Task to complete
Without the pictures, write out all the lines below exactly as they appear.

Records for this task
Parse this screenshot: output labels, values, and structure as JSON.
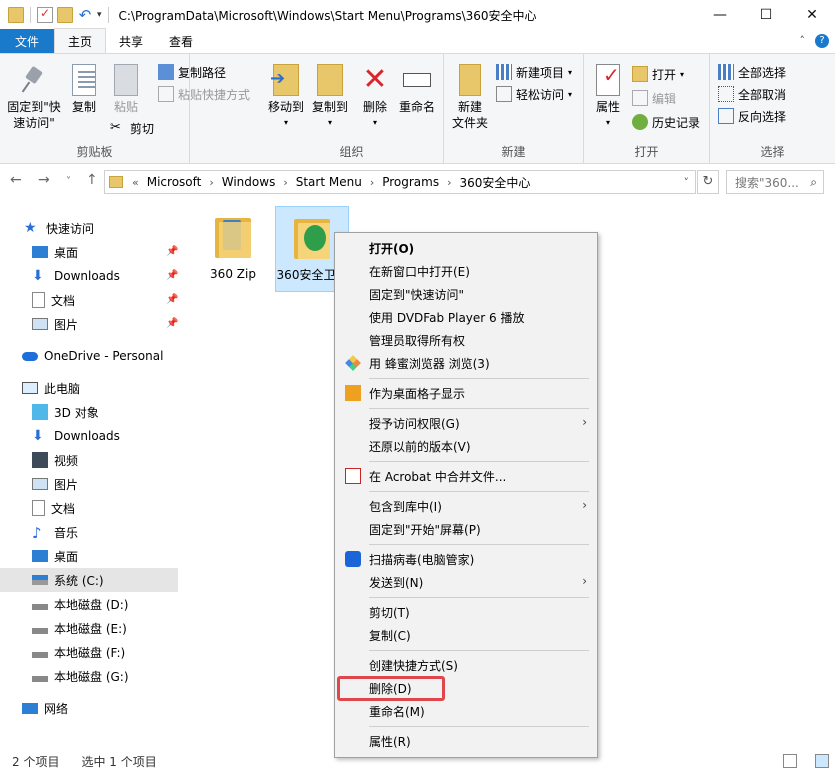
{
  "titlebar": {
    "path": "C:\\ProgramData\\Microsoft\\Windows\\Start Menu\\Programs\\360安全中心",
    "minimize": "—",
    "maximize": "☐",
    "close": "✕"
  },
  "tabs": {
    "file": "文件",
    "home": "主页",
    "share": "共享",
    "view": "查看",
    "collapse": "˄",
    "help": "?"
  },
  "ribbon": {
    "clipboard": {
      "label": "剪贴板",
      "pin": "固定到\"快速访问\"",
      "copy": "复制",
      "paste": "粘贴",
      "copy_path": "复制路径",
      "paste_shortcut": "粘贴快捷方式",
      "cut": "剪切"
    },
    "organize": {
      "label": "组织",
      "move_to": "移动到",
      "copy_to": "复制到",
      "delete": "删除",
      "rename": "重命名"
    },
    "new": {
      "label": "新建",
      "new_folder": "新建\n文件夹",
      "new_item": "新建项目",
      "easy_access": "轻松访问"
    },
    "open": {
      "label": "打开",
      "properties": "属性",
      "open": "打开",
      "edit": "编辑",
      "history": "历史记录"
    },
    "select": {
      "label": "选择",
      "select_all": "全部选择",
      "select_none": "全部取消",
      "invert": "反向选择"
    }
  },
  "address": {
    "back": "←",
    "forward": "→",
    "recent": "˅",
    "up": "↑",
    "overflow": "«",
    "crumbs": [
      "Microsoft",
      "Windows",
      "Start Menu",
      "Programs",
      "360安全中心"
    ],
    "dropdown": "˅",
    "refresh": "↻",
    "search_placeholder": "搜索\"360..."
  },
  "navpane": {
    "quick_access": "快速访问",
    "desktop": "桌面",
    "downloads": "Downloads",
    "documents": "文档",
    "pictures": "图片",
    "onedrive": "OneDrive - Personal",
    "this_pc": "此电脑",
    "objects3d": "3D 对象",
    "downloads2": "Downloads",
    "videos": "视频",
    "pictures2": "图片",
    "documents2": "文档",
    "music": "音乐",
    "desktop2": "桌面",
    "drive_c": "系统 (C:)",
    "drive_d": "本地磁盘 (D:)",
    "drive_e": "本地磁盘 (E:)",
    "drive_f": "本地磁盘 (F:)",
    "drive_g": "本地磁盘 (G:)",
    "network": "网络"
  },
  "files": [
    {
      "name": "360 Zip"
    },
    {
      "name": "360安全卫士"
    }
  ],
  "context_menu": {
    "open": "打开(O)",
    "open_new_window": "在新窗口中打开(E)",
    "pin_quick": "固定到\"快速访问\"",
    "dvdfab": "使用 DVDFab Player 6 播放",
    "take_ownership": "管理员取得所有权",
    "browser": "用 蜂蜜浏览器 浏览(3)",
    "desktop_grid": "作为桌面格子显示",
    "grant_access": "授予访问权限(G)",
    "restore": "还原以前的版本(V)",
    "acrobat": "在 Acrobat 中合并文件...",
    "include_library": "包含到库中(I)",
    "pin_start": "固定到\"开始\"屏幕(P)",
    "scan": "扫描病毒(电脑管家)",
    "send_to": "发送到(N)",
    "cut": "剪切(T)",
    "copy": "复制(C)",
    "create_shortcut": "创建快捷方式(S)",
    "delete": "删除(D)",
    "rename": "重命名(M)",
    "properties": "属性(R)"
  },
  "status": {
    "count": "2 个项目",
    "selected": "选中 1 个项目"
  },
  "colors": {
    "accent": "#1979ca",
    "highlight": "#e0474c",
    "selection": "#cce8ff"
  }
}
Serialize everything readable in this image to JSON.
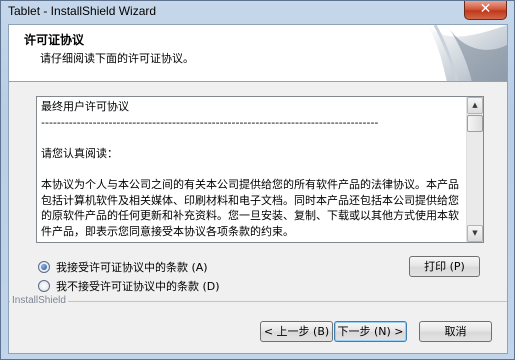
{
  "window": {
    "title": "Tablet - InstallShield Wizard",
    "close_glyph": "✕"
  },
  "header": {
    "title": "许可证协议",
    "subtitle": "请仔细阅读下面的许可证协议。"
  },
  "license": {
    "text": "最终用户许可协议\n-------------------------------------------------------------------------------------\n\n请您认真阅读：\n\n本协议为个人与本公司之间的有关本公司提供给您的所有软件产品的法律协议。本产品包括计算机软件及相关媒体、印刷材料和电子文档。同时本产品还包括本公司提供给您的原软件产品的任何更新和补充资料。您一旦安装、复制、下载或以其他方式使用本软件产品，即表示您同意接受本协议各项条款的约束。"
  },
  "radios": {
    "accept": {
      "label": "我接受许可证协议中的条款 (A)",
      "checked": true
    },
    "decline": {
      "label": "我不接受许可证协议中的条款 (D)",
      "checked": false
    }
  },
  "buttons": {
    "print": "打印 (P)",
    "back": "< 上一步 (B)",
    "next": "下一步 (N) >",
    "cancel": "取消"
  },
  "brand": "InstallShield",
  "colors": {
    "title_bar": "#b9cde4",
    "close_button": "#c94a2c",
    "dialog_bg": "#f0f0f0",
    "default_button_border": "#3c7fb1"
  },
  "icons": {
    "scroll_up": "▲",
    "scroll_down": "▼"
  }
}
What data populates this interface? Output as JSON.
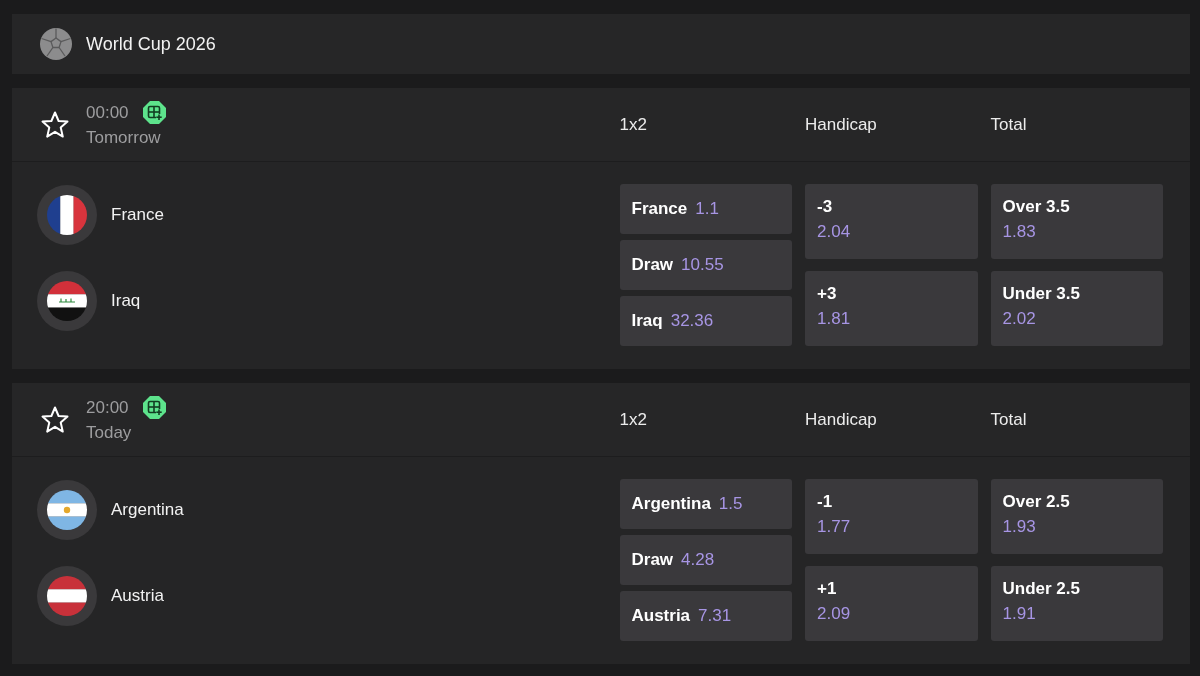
{
  "competition": {
    "title": "World Cup 2026"
  },
  "matches": [
    {
      "favorite": false,
      "time": "00:00",
      "day": "Tomorrow",
      "teams": [
        {
          "name": "France",
          "kind": "tricolor"
        },
        {
          "name": "Iraq",
          "kind": "emblem"
        }
      ],
      "markets": [
        {
          "title": "1x2",
          "kind": "inline",
          "outcomes": [
            {
              "label": "France",
              "odds": "1.1"
            },
            {
              "label": "Draw",
              "odds": "10.55"
            },
            {
              "label": "Iraq",
              "odds": "32.36"
            }
          ]
        },
        {
          "title": "Handicap",
          "kind": "stacked",
          "outcomes": [
            {
              "label": "-3",
              "odds": "2.04"
            },
            {
              "label": "+3",
              "odds": "1.81"
            }
          ]
        },
        {
          "title": "Total",
          "kind": "stacked",
          "outcomes": [
            {
              "label": "Over 3.5",
              "odds": "1.83"
            },
            {
              "label": "Under 3.5",
              "odds": "2.02"
            }
          ]
        }
      ]
    },
    {
      "favorite": false,
      "time": "20:00",
      "day": "Today",
      "teams": [
        {
          "name": "Argentina",
          "kind": "sun"
        },
        {
          "name": "Austria",
          "kind": "bands"
        }
      ],
      "markets": [
        {
          "title": "1x2",
          "kind": "inline",
          "outcomes": [
            {
              "label": "Argentina",
              "odds": "1.5"
            },
            {
              "label": "Draw",
              "odds": "4.28"
            },
            {
              "label": "Austria",
              "odds": "7.31"
            }
          ]
        },
        {
          "title": "Handicap",
          "kind": "stacked",
          "outcomes": [
            {
              "label": "-1",
              "odds": "1.77"
            },
            {
              "label": "+1",
              "odds": "2.09"
            }
          ]
        },
        {
          "title": "Total",
          "kind": "stacked",
          "outcomes": [
            {
              "label": "Over 2.5",
              "odds": "1.93"
            },
            {
              "label": "Under 2.5",
              "odds": "1.91"
            }
          ]
        }
      ]
    }
  ]
}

Exercise solution
Parse this screenshot: output labels, values, and structure as JSON.
{
  "titlebar": {
    "path": "C:\\ProgramData\\Microsoft\\Windows\\Start Menu\\Programs\\360安全中心",
    "minimize": "—",
    "maximize": "☐",
    "close": "✕"
  },
  "tabs": {
    "file": "文件",
    "home": "主页",
    "share": "共享",
    "view": "查看",
    "collapse": "˄",
    "help": "?"
  },
  "ribbon": {
    "clipboard": {
      "label": "剪贴板",
      "pin": "固定到\"快速访问\"",
      "copy": "复制",
      "paste": "粘贴",
      "copy_path": "复制路径",
      "paste_shortcut": "粘贴快捷方式",
      "cut": "剪切"
    },
    "organize": {
      "label": "组织",
      "move_to": "移动到",
      "copy_to": "复制到",
      "delete": "删除",
      "rename": "重命名"
    },
    "new": {
      "label": "新建",
      "new_folder": "新建\n文件夹",
      "new_item": "新建项目",
      "easy_access": "轻松访问"
    },
    "open": {
      "label": "打开",
      "properties": "属性",
      "open": "打开",
      "edit": "编辑",
      "history": "历史记录"
    },
    "select": {
      "label": "选择",
      "select_all": "全部选择",
      "select_none": "全部取消",
      "invert": "反向选择"
    }
  },
  "address": {
    "back": "←",
    "forward": "→",
    "recent": "˅",
    "up": "↑",
    "overflow": "«",
    "crumbs": [
      "Microsoft",
      "Windows",
      "Start Menu",
      "Programs",
      "360安全中心"
    ],
    "dropdown": "˅",
    "refresh": "↻",
    "search_placeholder": "搜索\"360..."
  },
  "navpane": {
    "quick_access": "快速访问",
    "desktop": "桌面",
    "downloads": "Downloads",
    "documents": "文档",
    "pictures": "图片",
    "onedrive": "OneDrive - Personal",
    "this_pc": "此电脑",
    "objects3d": "3D 对象",
    "downloads2": "Downloads",
    "videos": "视频",
    "pictures2": "图片",
    "documents2": "文档",
    "music": "音乐",
    "desktop2": "桌面",
    "drive_c": "系统 (C:)",
    "drive_d": "本地磁盘 (D:)",
    "drive_e": "本地磁盘 (E:)",
    "drive_f": "本地磁盘 (F:)",
    "drive_g": "本地磁盘 (G:)",
    "network": "网络"
  },
  "files": [
    {
      "name": "360 Zip"
    },
    {
      "name": "360安全卫士"
    }
  ],
  "context_menu": {
    "open": "打开(O)",
    "open_new_window": "在新窗口中打开(E)",
    "pin_quick": "固定到\"快速访问\"",
    "dvdfab": "使用 DVDFab Player 6 播放",
    "take_ownership": "管理员取得所有权",
    "browser": "用 蜂蜜浏览器 浏览(3)",
    "desktop_grid": "作为桌面格子显示",
    "grant_access": "授予访问权限(G)",
    "restore": "还原以前的版本(V)",
    "acrobat": "在 Acrobat 中合并文件...",
    "include_library": "包含到库中(I)",
    "pin_start": "固定到\"开始\"屏幕(P)",
    "scan": "扫描病毒(电脑管家)",
    "send_to": "发送到(N)",
    "cut": "剪切(T)",
    "copy": "复制(C)",
    "create_shortcut": "创建快捷方式(S)",
    "delete": "删除(D)",
    "rename": "重命名(M)",
    "properties": "属性(R)"
  },
  "status": {
    "count": "2 个项目",
    "selected": "选中 1 个项目"
  },
  "colors": {
    "accent": "#1979ca",
    "highlight": "#e0474c",
    "selection": "#cce8ff"
  }
}
Serialize everything readable in this image to JSON.
{
  "window": {
    "title": "Tablet - InstallShield Wizard",
    "close_glyph": "✕"
  },
  "header": {
    "title": "许可证协议",
    "subtitle": "请仔细阅读下面的许可证协议。"
  },
  "license": {
    "text": "最终用户许可协议\n-------------------------------------------------------------------------------------\n\n请您认真阅读：\n\n本协议为个人与本公司之间的有关本公司提供给您的所有软件产品的法律协议。本产品包括计算机软件及相关媒体、印刷材料和电子文档。同时本产品还包括本公司提供给您的原软件产品的任何更新和补充资料。您一旦安装、复制、下载或以其他方式使用本软件产品，即表示您同意接受本协议各项条款的约束。"
  },
  "radios": {
    "accept": {
      "label": "我接受许可证协议中的条款 (A)",
      "checked": true
    },
    "decline": {
      "label": "我不接受许可证协议中的条款 (D)",
      "checked": false
    }
  },
  "buttons": {
    "print": "打印 (P)",
    "back": "< 上一步 (B)",
    "next": "下一步 (N) >",
    "cancel": "取消"
  },
  "brand": "InstallShield",
  "colors": {
    "title_bar": "#b9cde4",
    "close_button": "#c94a2c",
    "dialog_bg": "#f0f0f0",
    "default_button_border": "#3c7fb1"
  },
  "icons": {
    "scroll_up": "▲",
    "scroll_down": "▼"
  }
}
What data populates this interface? Output as JSON.
{
  "competition": {
    "title": "World Cup 2026"
  },
  "matches": [
    {
      "favorite": false,
      "time": "00:00",
      "day": "Tomorrow",
      "teams": [
        {
          "name": "France",
          "kind": "tricolor"
        },
        {
          "name": "Iraq",
          "kind": "emblem"
        }
      ],
      "markets": [
        {
          "title": "1x2",
          "kind": "inline",
          "outcomes": [
            {
              "label": "France",
              "odds": "1.1"
            },
            {
              "label": "Draw",
              "odds": "10.55"
            },
            {
              "label": "Iraq",
              "odds": "32.36"
            }
          ]
        },
        {
          "title": "Handicap",
          "kind": "stacked",
          "outcomes": [
            {
              "label": "-3",
              "odds": "2.04"
            },
            {
              "label": "+3",
              "odds": "1.81"
            }
          ]
        },
        {
          "title": "Total",
          "kind": "stacked",
          "outcomes": [
            {
              "label": "Over 3.5",
              "odds": "1.83"
            },
            {
              "label": "Under 3.5",
              "odds": "2.02"
            }
          ]
        }
      ]
    },
    {
      "favorite": false,
      "time": "20:00",
      "day": "Today",
      "teams": [
        {
          "name": "Argentina",
          "kind": "sun"
        },
        {
          "name": "Austria",
          "kind": "bands"
        }
      ],
      "markets": [
        {
          "title": "1x2",
          "kind": "inline",
          "outcomes": [
            {
              "label": "Argentina",
              "odds": "1.5"
            },
            {
              "label": "Draw",
              "odds": "4.28"
            },
            {
              "label": "Austria",
              "odds": "7.31"
            }
          ]
        },
        {
          "title": "Handicap",
          "kind": "stacked",
          "outcomes": [
            {
              "label": "-1",
              "odds": "1.77"
            },
            {
              "label": "+1",
              "odds": "2.09"
            }
          ]
        },
        {
          "title": "Total",
          "kind": "stacked",
          "outcomes": [
            {
              "label": "Over 2.5",
              "odds": "1.93"
            },
            {
              "label": "Under 2.5",
              "odds": "1.91"
            }
          ]
        }
      ]
    }
  ]
}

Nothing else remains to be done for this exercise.